What is asked -> Filter the records below down to lines containing "true".

Records from a dataset
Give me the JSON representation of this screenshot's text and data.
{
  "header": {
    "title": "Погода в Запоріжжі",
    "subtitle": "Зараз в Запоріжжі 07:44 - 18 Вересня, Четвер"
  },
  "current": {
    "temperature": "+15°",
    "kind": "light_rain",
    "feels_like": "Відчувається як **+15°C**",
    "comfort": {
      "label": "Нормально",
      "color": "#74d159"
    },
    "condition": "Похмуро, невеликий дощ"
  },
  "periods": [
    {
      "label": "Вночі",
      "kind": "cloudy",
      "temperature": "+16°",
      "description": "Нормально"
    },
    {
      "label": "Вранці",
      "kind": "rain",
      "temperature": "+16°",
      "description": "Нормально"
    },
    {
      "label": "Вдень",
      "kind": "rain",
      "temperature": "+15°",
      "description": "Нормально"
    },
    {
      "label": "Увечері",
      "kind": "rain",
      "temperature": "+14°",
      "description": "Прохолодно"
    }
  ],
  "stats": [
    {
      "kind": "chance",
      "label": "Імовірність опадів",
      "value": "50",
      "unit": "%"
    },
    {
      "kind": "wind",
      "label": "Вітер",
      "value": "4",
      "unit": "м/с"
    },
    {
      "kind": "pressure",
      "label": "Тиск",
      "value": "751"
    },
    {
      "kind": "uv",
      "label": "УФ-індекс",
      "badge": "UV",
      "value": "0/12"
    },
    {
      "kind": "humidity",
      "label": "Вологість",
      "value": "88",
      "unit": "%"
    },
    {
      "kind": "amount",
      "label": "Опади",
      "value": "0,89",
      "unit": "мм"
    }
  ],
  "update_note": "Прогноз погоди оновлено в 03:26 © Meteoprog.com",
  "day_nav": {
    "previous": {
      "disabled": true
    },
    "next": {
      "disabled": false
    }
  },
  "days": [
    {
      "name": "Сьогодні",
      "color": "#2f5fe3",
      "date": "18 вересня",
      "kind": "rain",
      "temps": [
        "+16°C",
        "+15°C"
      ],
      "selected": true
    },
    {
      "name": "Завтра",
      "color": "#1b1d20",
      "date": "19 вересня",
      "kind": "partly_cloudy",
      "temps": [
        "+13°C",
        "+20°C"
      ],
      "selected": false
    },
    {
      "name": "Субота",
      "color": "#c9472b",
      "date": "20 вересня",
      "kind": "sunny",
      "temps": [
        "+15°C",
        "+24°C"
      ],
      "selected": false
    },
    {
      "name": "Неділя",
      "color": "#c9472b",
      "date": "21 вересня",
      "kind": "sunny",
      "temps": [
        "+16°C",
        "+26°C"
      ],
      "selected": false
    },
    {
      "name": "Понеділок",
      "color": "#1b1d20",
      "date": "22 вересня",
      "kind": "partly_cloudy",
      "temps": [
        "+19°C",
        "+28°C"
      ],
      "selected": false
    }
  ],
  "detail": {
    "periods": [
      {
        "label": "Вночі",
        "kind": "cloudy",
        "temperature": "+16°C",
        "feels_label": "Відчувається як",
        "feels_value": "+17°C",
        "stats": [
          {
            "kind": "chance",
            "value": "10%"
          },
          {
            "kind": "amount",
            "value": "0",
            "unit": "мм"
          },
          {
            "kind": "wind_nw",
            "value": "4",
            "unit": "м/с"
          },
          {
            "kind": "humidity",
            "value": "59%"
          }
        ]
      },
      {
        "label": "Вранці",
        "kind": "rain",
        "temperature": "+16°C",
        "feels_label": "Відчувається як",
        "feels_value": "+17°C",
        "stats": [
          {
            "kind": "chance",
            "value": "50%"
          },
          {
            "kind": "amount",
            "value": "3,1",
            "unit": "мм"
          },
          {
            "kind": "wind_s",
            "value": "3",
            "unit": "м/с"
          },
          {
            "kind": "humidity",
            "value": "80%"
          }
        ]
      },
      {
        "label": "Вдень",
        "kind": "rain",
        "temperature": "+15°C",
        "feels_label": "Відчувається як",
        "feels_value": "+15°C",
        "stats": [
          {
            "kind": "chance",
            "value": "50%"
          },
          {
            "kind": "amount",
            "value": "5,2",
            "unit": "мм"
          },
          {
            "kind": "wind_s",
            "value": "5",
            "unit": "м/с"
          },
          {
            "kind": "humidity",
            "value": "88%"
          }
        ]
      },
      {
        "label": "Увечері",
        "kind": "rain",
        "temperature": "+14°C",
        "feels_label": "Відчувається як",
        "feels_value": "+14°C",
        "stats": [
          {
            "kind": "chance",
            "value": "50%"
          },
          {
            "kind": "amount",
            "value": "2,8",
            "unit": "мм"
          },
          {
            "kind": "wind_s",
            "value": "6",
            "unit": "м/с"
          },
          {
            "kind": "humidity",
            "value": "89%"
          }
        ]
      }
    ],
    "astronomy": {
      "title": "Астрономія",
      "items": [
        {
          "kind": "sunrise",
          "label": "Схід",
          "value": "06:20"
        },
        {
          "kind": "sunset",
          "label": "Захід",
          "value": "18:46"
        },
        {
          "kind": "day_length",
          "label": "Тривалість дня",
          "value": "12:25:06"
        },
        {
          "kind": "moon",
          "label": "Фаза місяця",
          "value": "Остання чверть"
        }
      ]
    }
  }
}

---

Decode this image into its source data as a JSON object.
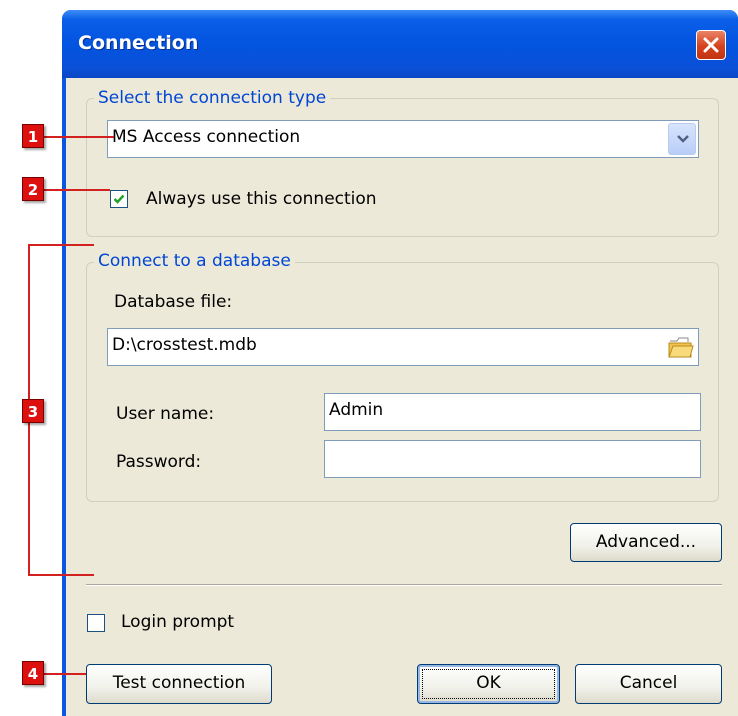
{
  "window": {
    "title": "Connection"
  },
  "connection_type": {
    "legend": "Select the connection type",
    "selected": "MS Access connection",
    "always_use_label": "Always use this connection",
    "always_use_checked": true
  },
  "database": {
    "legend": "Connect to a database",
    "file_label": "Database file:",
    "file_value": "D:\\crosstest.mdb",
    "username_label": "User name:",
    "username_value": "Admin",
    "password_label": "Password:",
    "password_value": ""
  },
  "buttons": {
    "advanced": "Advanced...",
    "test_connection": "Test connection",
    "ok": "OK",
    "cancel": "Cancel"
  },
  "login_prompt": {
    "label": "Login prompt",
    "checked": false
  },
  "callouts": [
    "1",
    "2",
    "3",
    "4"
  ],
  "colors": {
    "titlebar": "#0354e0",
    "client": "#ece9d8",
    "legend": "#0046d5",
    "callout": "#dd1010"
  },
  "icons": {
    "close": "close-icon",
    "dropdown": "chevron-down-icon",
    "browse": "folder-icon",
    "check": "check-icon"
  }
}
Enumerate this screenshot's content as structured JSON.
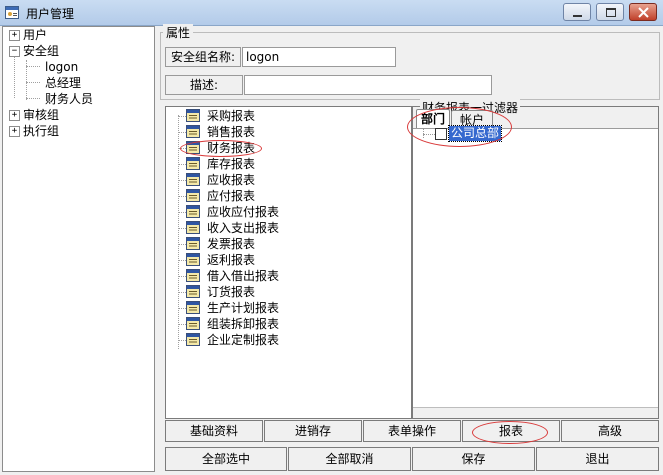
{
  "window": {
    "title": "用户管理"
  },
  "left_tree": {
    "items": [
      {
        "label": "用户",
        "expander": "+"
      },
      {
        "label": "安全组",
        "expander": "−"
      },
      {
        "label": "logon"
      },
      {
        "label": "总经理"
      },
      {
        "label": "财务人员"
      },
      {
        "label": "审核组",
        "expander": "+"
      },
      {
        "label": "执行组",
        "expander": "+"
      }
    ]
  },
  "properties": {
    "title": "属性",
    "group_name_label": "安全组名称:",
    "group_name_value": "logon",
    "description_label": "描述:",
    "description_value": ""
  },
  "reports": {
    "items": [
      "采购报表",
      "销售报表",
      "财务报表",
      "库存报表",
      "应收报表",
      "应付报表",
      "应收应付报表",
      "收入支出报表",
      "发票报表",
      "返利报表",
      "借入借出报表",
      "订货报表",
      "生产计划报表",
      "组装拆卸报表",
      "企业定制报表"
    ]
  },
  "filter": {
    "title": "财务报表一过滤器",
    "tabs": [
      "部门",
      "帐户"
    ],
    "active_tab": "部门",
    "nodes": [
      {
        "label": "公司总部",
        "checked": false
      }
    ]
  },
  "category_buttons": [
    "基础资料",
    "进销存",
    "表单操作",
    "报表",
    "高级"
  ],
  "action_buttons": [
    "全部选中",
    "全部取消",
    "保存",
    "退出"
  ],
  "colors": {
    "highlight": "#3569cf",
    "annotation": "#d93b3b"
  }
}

Solution below ->
      "disabled": true
      "selected": true
    "always_use_checked": true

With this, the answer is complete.